◆ SET EXERCISE: Identify, in the records below, every line where the string "JSON" appears, and copy each such line.

◆ Records from a collection:
>>
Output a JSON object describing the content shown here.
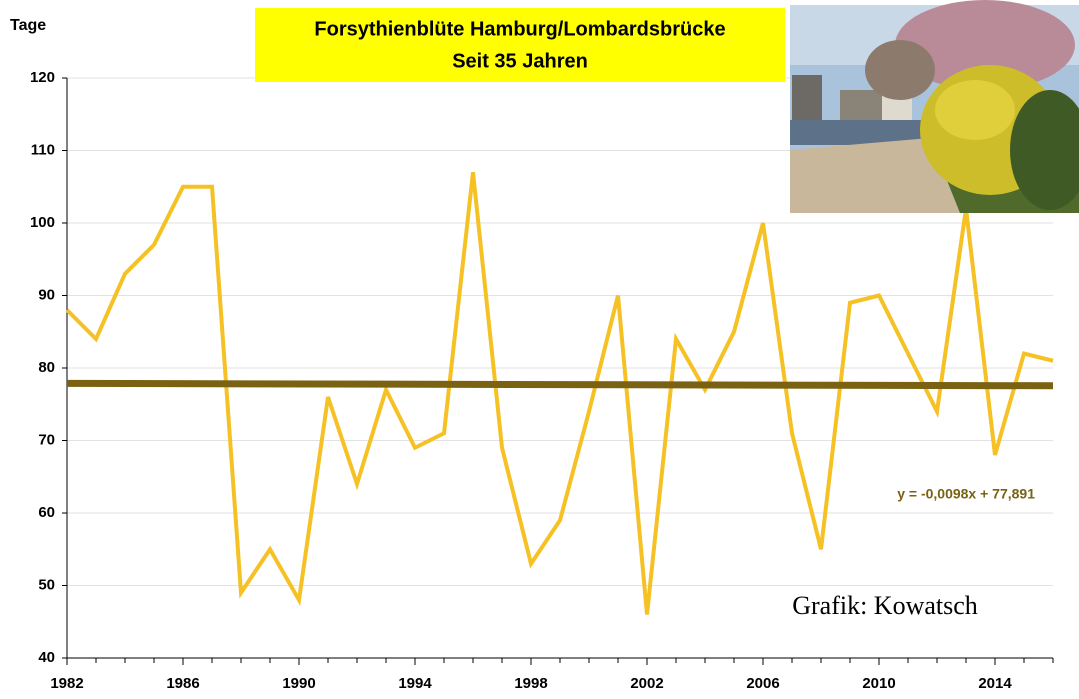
{
  "chart_data": {
    "type": "line",
    "title": "Forsythienblüte Hamburg/Lombardsbrücke",
    "subtitle": "Seit 35 Jahren",
    "y_label": "Tage",
    "credit": "Grafik: Kowatsch",
    "x": [
      1982,
      1983,
      1984,
      1985,
      1986,
      1987,
      1988,
      1989,
      1990,
      1991,
      1992,
      1993,
      1994,
      1995,
      1996,
      1997,
      1998,
      1999,
      2000,
      2001,
      2002,
      2003,
      2004,
      2005,
      2006,
      2007,
      2008,
      2009,
      2010,
      2011,
      2012,
      2013,
      2014,
      2015,
      2016
    ],
    "series": [
      {
        "color": "#f6c124",
        "values": [
          88,
          84,
          93,
          97,
          105,
          105,
          49,
          55,
          48,
          76,
          64,
          77,
          69,
          71,
          107,
          69,
          53,
          59,
          74,
          90,
          46,
          84,
          77,
          85,
          100,
          71,
          55,
          89,
          90,
          82,
          74,
          102,
          68,
          82,
          81
        ]
      }
    ],
    "trend": {
      "label": "y = -0,0098x + 77,891",
      "slope": -0.0098,
      "intercept": 77.891,
      "color": "#7a6212"
    },
    "xlim": [
      1982,
      2016
    ],
    "xticks": [
      1982,
      1986,
      1990,
      1994,
      1998,
      2002,
      2006,
      2010,
      2014
    ],
    "ylim": [
      40,
      120
    ],
    "yticks": [
      40,
      50,
      60,
      70,
      80,
      90,
      100,
      110,
      120
    ],
    "grid": true
  }
}
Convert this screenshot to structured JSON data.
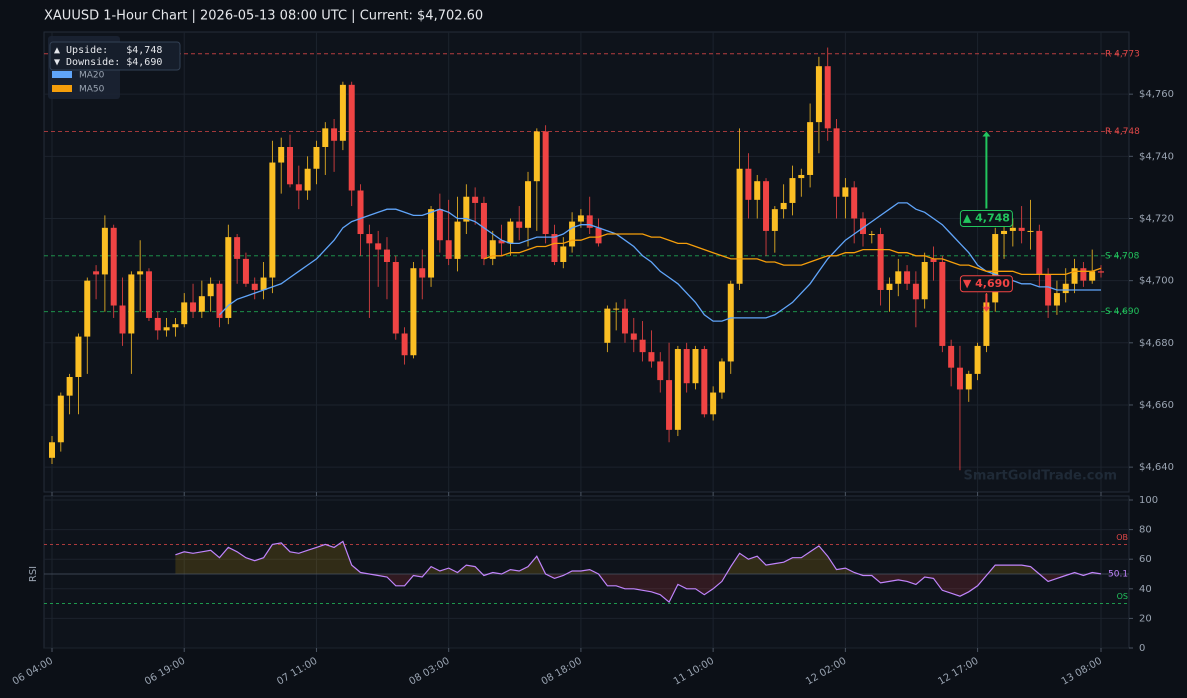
{
  "chart_data": {
    "type": "candlestick",
    "title": "XAUUSD  1-Hour Chart  |  2026-05-13 08:00 UTC  |  Current: $4,702.60",
    "up_color": "#fbbf24",
    "down_color": "#ef4444",
    "categories": [
      "06 04:00",
      null,
      null,
      null,
      null,
      null,
      null,
      null,
      null,
      null,
      null,
      null,
      null,
      null,
      null,
      "06 19:00",
      null,
      null,
      null,
      null,
      null,
      null,
      null,
      null,
      null,
      null,
      null,
      null,
      null,
      null,
      "07 11:00",
      null,
      null,
      null,
      null,
      null,
      null,
      null,
      null,
      null,
      null,
      null,
      null,
      null,
      null,
      "08 03:00",
      null,
      null,
      null,
      null,
      null,
      null,
      null,
      null,
      null,
      null,
      null,
      null,
      null,
      null,
      "08 18:00",
      null,
      null,
      null,
      null,
      null,
      null,
      null,
      null,
      null,
      null,
      null,
      null,
      null,
      null,
      "11 10:00",
      null,
      null,
      null,
      null,
      null,
      null,
      null,
      null,
      null,
      null,
      null,
      null,
      null,
      null,
      "12 02:00",
      null,
      null,
      null,
      null,
      null,
      null,
      null,
      null,
      null,
      null,
      null,
      null,
      null,
      null,
      "12 17:00",
      null,
      null,
      null,
      null,
      null,
      null,
      null,
      null,
      null,
      null,
      null,
      null,
      null,
      "13 08:00"
    ],
    "ohlc": [
      [
        4643,
        4650,
        4641,
        4648
      ],
      [
        4648,
        4664,
        4645,
        4663
      ],
      [
        4663,
        4670,
        4657,
        4669
      ],
      [
        4669,
        4683,
        4657,
        4682
      ],
      [
        4682,
        4701,
        4670,
        4700
      ],
      [
        4703,
        4705,
        4694,
        4702
      ],
      [
        4702,
        4721,
        4690,
        4717
      ],
      [
        4717,
        4718,
        4688,
        4692
      ],
      [
        4692,
        4701,
        4679,
        4683
      ],
      [
        4683,
        4703,
        4670,
        4702
      ],
      [
        4702,
        4713,
        4690,
        4703
      ],
      [
        4703,
        4704,
        4687,
        4688
      ],
      [
        4688,
        4690,
        4681,
        4684
      ],
      [
        4684,
        4688,
        4682,
        4685
      ],
      [
        4685,
        4688,
        4682,
        4686
      ],
      [
        4686,
        4696,
        4685,
        4693
      ],
      [
        4693,
        4699,
        4688,
        4690
      ],
      [
        4690,
        4700,
        4688,
        4695
      ],
      [
        4695,
        4701,
        4690,
        4699
      ],
      [
        4699,
        4700,
        4685,
        4688
      ],
      [
        4688,
        4718,
        4686,
        4714
      ],
      [
        4714,
        4715,
        4699,
        4707
      ],
      [
        4707,
        4709,
        4698,
        4699
      ],
      [
        4699,
        4701,
        4694,
        4697
      ],
      [
        4697,
        4706,
        4694,
        4701
      ],
      [
        4701,
        4745,
        4696,
        4738
      ],
      [
        4738,
        4746,
        4728,
        4743
      ],
      [
        4743,
        4747,
        4730,
        4731
      ],
      [
        4731,
        4737,
        4723,
        4729
      ],
      [
        4729,
        4740,
        4726,
        4736
      ],
      [
        4736,
        4745,
        4731,
        4743
      ],
      [
        4743,
        4751,
        4734,
        4749
      ],
      [
        4749,
        4752,
        4735,
        4745
      ],
      [
        4745,
        4764,
        4742,
        4763
      ],
      [
        4763,
        4764,
        4724,
        4729
      ],
      [
        4729,
        4731,
        4708,
        4715
      ],
      [
        4715,
        4718,
        4688,
        4712
      ],
      [
        4712,
        4716,
        4698,
        4710
      ],
      [
        4710,
        4714,
        4694,
        4706
      ],
      [
        4706,
        4708,
        4681,
        4683
      ],
      [
        4683,
        4685,
        4673,
        4676
      ],
      [
        4676,
        4706,
        4675,
        4704
      ],
      [
        4704,
        4710,
        4694,
        4701
      ],
      [
        4701,
        4724,
        4698,
        4723
      ],
      [
        4723,
        4728,
        4709,
        4713
      ],
      [
        4713,
        4726,
        4705,
        4707
      ],
      [
        4707,
        4727,
        4703,
        4719
      ],
      [
        4719,
        4731,
        4715,
        4727
      ],
      [
        4727,
        4730,
        4718,
        4725
      ],
      [
        4725,
        4727,
        4705,
        4707
      ],
      [
        4707,
        4716,
        4705,
        4713
      ],
      [
        4713,
        4718,
        4708,
        4712
      ],
      [
        4712,
        4720,
        4708,
        4719
      ],
      [
        4719,
        4724,
        4713,
        4717
      ],
      [
        4717,
        4735,
        4711,
        4732
      ],
      [
        4732,
        4749,
        4716,
        4748
      ],
      [
        4748,
        4750,
        4712,
        4715
      ],
      [
        4715,
        4718,
        4705,
        4706
      ],
      [
        4706,
        4714,
        4704,
        4711
      ],
      [
        4711,
        4722,
        4709,
        4719
      ],
      [
        4719,
        4723,
        4717,
        4721
      ],
      [
        4721,
        4727,
        4715,
        4717
      ],
      [
        4717,
        4720,
        4711,
        4712
      ],
      [
        4680,
        4692,
        4677,
        4691
      ],
      [
        4691,
        4693,
        4684,
        4691
      ],
      [
        4691,
        4694,
        4680,
        4683
      ],
      [
        4683,
        4688,
        4677,
        4681
      ],
      [
        4681,
        4687,
        4674,
        4677
      ],
      [
        4677,
        4684,
        4672,
        4674
      ],
      [
        4674,
        4677,
        4664,
        4668
      ],
      [
        4668,
        4680,
        4648,
        4652
      ],
      [
        4652,
        4679,
        4650,
        4678
      ],
      [
        4678,
        4680,
        4664,
        4667
      ],
      [
        4667,
        4679,
        4665,
        4678
      ],
      [
        4678,
        4679,
        4656,
        4657
      ],
      [
        4657,
        4666,
        4655,
        4664
      ],
      [
        4664,
        4675,
        4662,
        4674
      ],
      [
        4674,
        4700,
        4670,
        4699
      ],
      [
        4699,
        4749,
        4697,
        4736
      ],
      [
        4736,
        4741,
        4720,
        4726
      ],
      [
        4726,
        4734,
        4720,
        4732
      ],
      [
        4732,
        4733,
        4708,
        4716
      ],
      [
        4716,
        4724,
        4709,
        4723
      ],
      [
        4723,
        4731,
        4720,
        4725
      ],
      [
        4725,
        4737,
        4721,
        4733
      ],
      [
        4733,
        4736,
        4727,
        4734
      ],
      [
        4734,
        4757,
        4730,
        4751
      ],
      [
        4751,
        4772,
        4741,
        4769
      ],
      [
        4769,
        4775,
        4745,
        4749
      ],
      [
        4749,
        4752,
        4720,
        4727
      ],
      [
        4727,
        4733,
        4720,
        4730
      ],
      [
        4730,
        4732,
        4712,
        4720
      ],
      [
        4720,
        4722,
        4711,
        4715
      ],
      [
        4715,
        4716,
        4712,
        4715
      ],
      [
        4715,
        4717,
        4692,
        4697
      ],
      [
        4697,
        4701,
        4690,
        4699
      ],
      [
        4699,
        4707,
        4695,
        4703
      ],
      [
        4703,
        4705,
        4697,
        4699
      ],
      [
        4699,
        4703,
        4685,
        4694
      ],
      [
        4694,
        4709,
        4691,
        4706
      ],
      [
        4707,
        4711,
        4700,
        4706
      ],
      [
        4706,
        4708,
        4677,
        4679
      ],
      [
        4679,
        4681,
        4666,
        4672
      ],
      [
        4672,
        4679,
        4639,
        4665
      ],
      [
        4665,
        4671,
        4661,
        4670
      ],
      [
        4670,
        4680,
        4668,
        4679
      ],
      [
        4679,
        4696,
        4677,
        4693
      ],
      [
        4693,
        4717,
        4690,
        4715
      ],
      [
        4715,
        4718,
        4707,
        4716
      ],
      [
        4716,
        4720,
        4711,
        4717
      ],
      [
        4717,
        4724,
        4712,
        4716
      ],
      [
        4716,
        4726,
        4710,
        4716
      ],
      [
        4716,
        4718,
        4698,
        4702
      ],
      [
        4702,
        4704,
        4688,
        4692
      ],
      [
        4692,
        4700,
        4689,
        4696
      ],
      [
        4696,
        4704,
        4693,
        4699
      ],
      [
        4699,
        4707,
        4696,
        4704
      ],
      [
        4704,
        4706,
        4698,
        4700
      ],
      [
        4700,
        4710,
        4699,
        4703
      ],
      [
        4703,
        4705,
        4701,
        4702.6
      ]
    ],
    "series": [
      {
        "name": "MA20",
        "color": "#60a5fa",
        "values": [
          null,
          null,
          null,
          null,
          null,
          null,
          null,
          null,
          null,
          null,
          null,
          null,
          null,
          null,
          null,
          null,
          null,
          null,
          null,
          4689,
          4692,
          4694,
          4695,
          4696,
          4697,
          4698,
          4699,
          4701,
          4703,
          4705,
          4707,
          4710,
          4713,
          4717,
          4719,
          4720,
          4721,
          4722,
          4723,
          4723,
          4722,
          4721,
          4721,
          4722,
          4723,
          4722,
          4720,
          4720,
          4719,
          4717,
          4715,
          4713,
          4712,
          4712,
          4713,
          4714,
          4714,
          4714,
          4715,
          4717,
          4718,
          4718,
          4717,
          4716,
          4715,
          4713,
          4711,
          4708,
          4706,
          4703,
          4701,
          4699,
          4696,
          4693,
          4689,
          4687,
          4687,
          4688,
          4688,
          4688,
          4688,
          4688,
          4689,
          4691,
          4693,
          4696,
          4699,
          4703,
          4707,
          4710,
          4713,
          4715,
          4717,
          4719,
          4721,
          4723,
          4725,
          4725,
          4723,
          4722,
          4720,
          4718,
          4715,
          4712,
          4709,
          4705,
          4703,
          4702,
          4701,
          4700,
          4699,
          4699,
          4698,
          4698,
          4697,
          4697,
          4697,
          4697,
          4697,
          4697
        ]
      },
      {
        "name": "MA50",
        "color": "#f59e0b",
        "values": [
          null,
          null,
          null,
          null,
          null,
          null,
          null,
          null,
          null,
          null,
          null,
          null,
          null,
          null,
          null,
          null,
          null,
          null,
          null,
          null,
          null,
          null,
          null,
          null,
          null,
          null,
          null,
          null,
          null,
          null,
          null,
          null,
          null,
          null,
          null,
          null,
          null,
          null,
          null,
          null,
          null,
          null,
          null,
          null,
          null,
          null,
          null,
          null,
          null,
          4707,
          4708,
          4708,
          4709,
          4709,
          4710,
          4711,
          4711,
          4712,
          4712,
          4713,
          4713,
          4714,
          4714,
          4715,
          4715,
          4715,
          4715,
          4715,
          4714,
          4714,
          4713,
          4712,
          4712,
          4711,
          4710,
          4709,
          4708,
          4707,
          4707,
          4707,
          4707,
          4706,
          4706,
          4705,
          4705,
          4705,
          4706,
          4707,
          4708,
          4708,
          4709,
          4709,
          4710,
          4710,
          4710,
          4710,
          4709,
          4709,
          4708,
          4708,
          4707,
          4707,
          4706,
          4705,
          4705,
          4704,
          4703,
          4703,
          4703,
          4703,
          4702,
          4702,
          4702,
          4702,
          4702,
          4702,
          4703,
          4703,
          4703,
          4704
        ]
      }
    ],
    "ylim": [
      4632,
      4780
    ],
    "yticks": [
      {
        "value": 4640,
        "label": "$4,640"
      },
      {
        "value": 4660,
        "label": "$4,660"
      },
      {
        "value": 4680,
        "label": "$4,680"
      },
      {
        "value": 4700,
        "label": "$4,700"
      },
      {
        "value": 4720,
        "label": "$4,720"
      },
      {
        "value": 4740,
        "label": "$4,740"
      },
      {
        "value": 4760,
        "label": "$4,760"
      }
    ],
    "grid": true,
    "levels": [
      {
        "value": 4773,
        "label": "R 4,773",
        "color": "#e04848"
      },
      {
        "value": 4748,
        "label": "R 4,748",
        "color": "#e04848"
      },
      {
        "value": 4708,
        "label": "S 4,708",
        "color": "#22c55e"
      },
      {
        "value": 4690,
        "label": "S 4,690",
        "color": "#22c55e"
      }
    ],
    "annotations": [
      {
        "label": "▲ 4,748",
        "index": 106,
        "from": 4720,
        "to": 4748,
        "color": "#22c55e"
      },
      {
        "label": "▼ 4,690",
        "index": 106,
        "from": 4699,
        "to": 4690,
        "color": "#ef4444"
      }
    ],
    "info_box": [
      "▲ Upside:   $4,748",
      "▼ Downside: $4,690"
    ],
    "watermark": "SmartGoldTrade.com",
    "rsi": {
      "label": "RSI",
      "color": "#c084fc",
      "ylim": [
        0,
        100
      ],
      "yticks": [
        0,
        20,
        40,
        60,
        80,
        100
      ],
      "mid": 50,
      "ob": {
        "value": 70,
        "label": "OB"
      },
      "os": {
        "value": 30,
        "label": "OS"
      },
      "values": [
        null,
        null,
        null,
        null,
        null,
        null,
        null,
        null,
        null,
        null,
        null,
        null,
        null,
        null,
        63,
        65,
        64,
        65,
        66,
        61,
        68,
        65,
        61,
        59,
        61,
        70,
        71,
        65,
        64,
        66,
        68,
        70,
        68,
        72,
        56,
        51,
        50,
        49,
        48,
        42,
        42,
        49,
        48,
        55,
        52,
        54,
        51,
        56,
        55,
        49,
        51,
        50,
        53,
        52,
        55,
        62,
        50,
        47,
        49,
        52,
        52,
        53,
        50,
        42,
        42,
        40,
        40,
        39,
        38,
        36,
        31,
        43,
        40,
        40,
        36,
        40,
        45,
        55,
        64,
        60,
        62,
        56,
        57,
        58,
        61,
        61,
        65,
        69,
        62,
        53,
        54,
        51,
        49,
        49,
        44,
        45,
        46,
        45,
        43,
        48,
        47,
        39,
        37,
        35,
        38,
        42,
        49,
        56,
        56,
        56,
        56,
        55,
        50,
        45,
        47,
        49,
        51,
        49,
        51,
        50.1
      ]
    }
  }
}
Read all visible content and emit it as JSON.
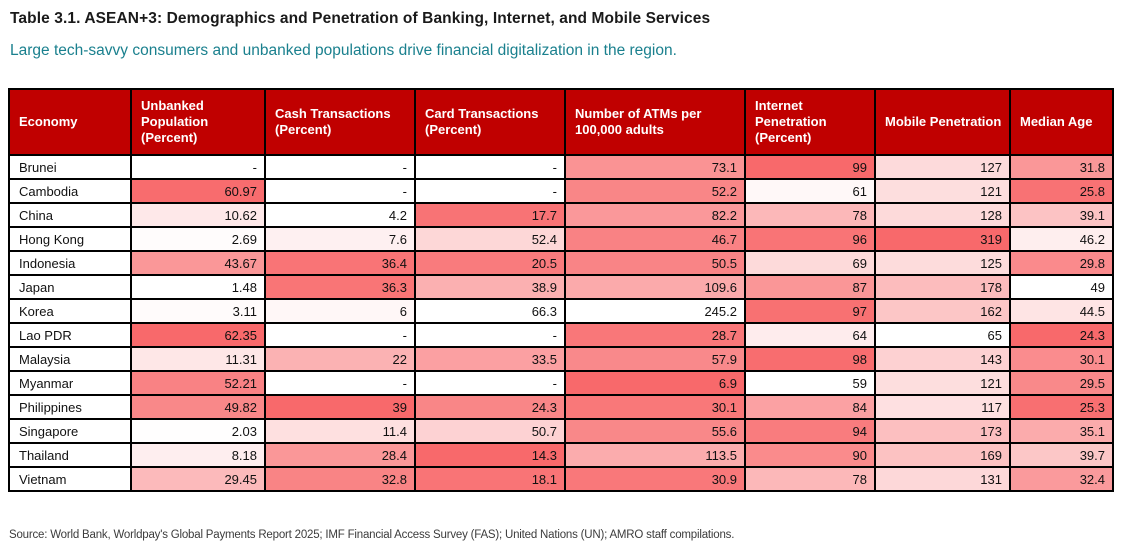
<<
◆ ANSWER TO THE PROBLEM:
Output a JSON object describing the content shown here.
Convert this screenshot to structured JSON data.
Read all visible content and emit it as JSON.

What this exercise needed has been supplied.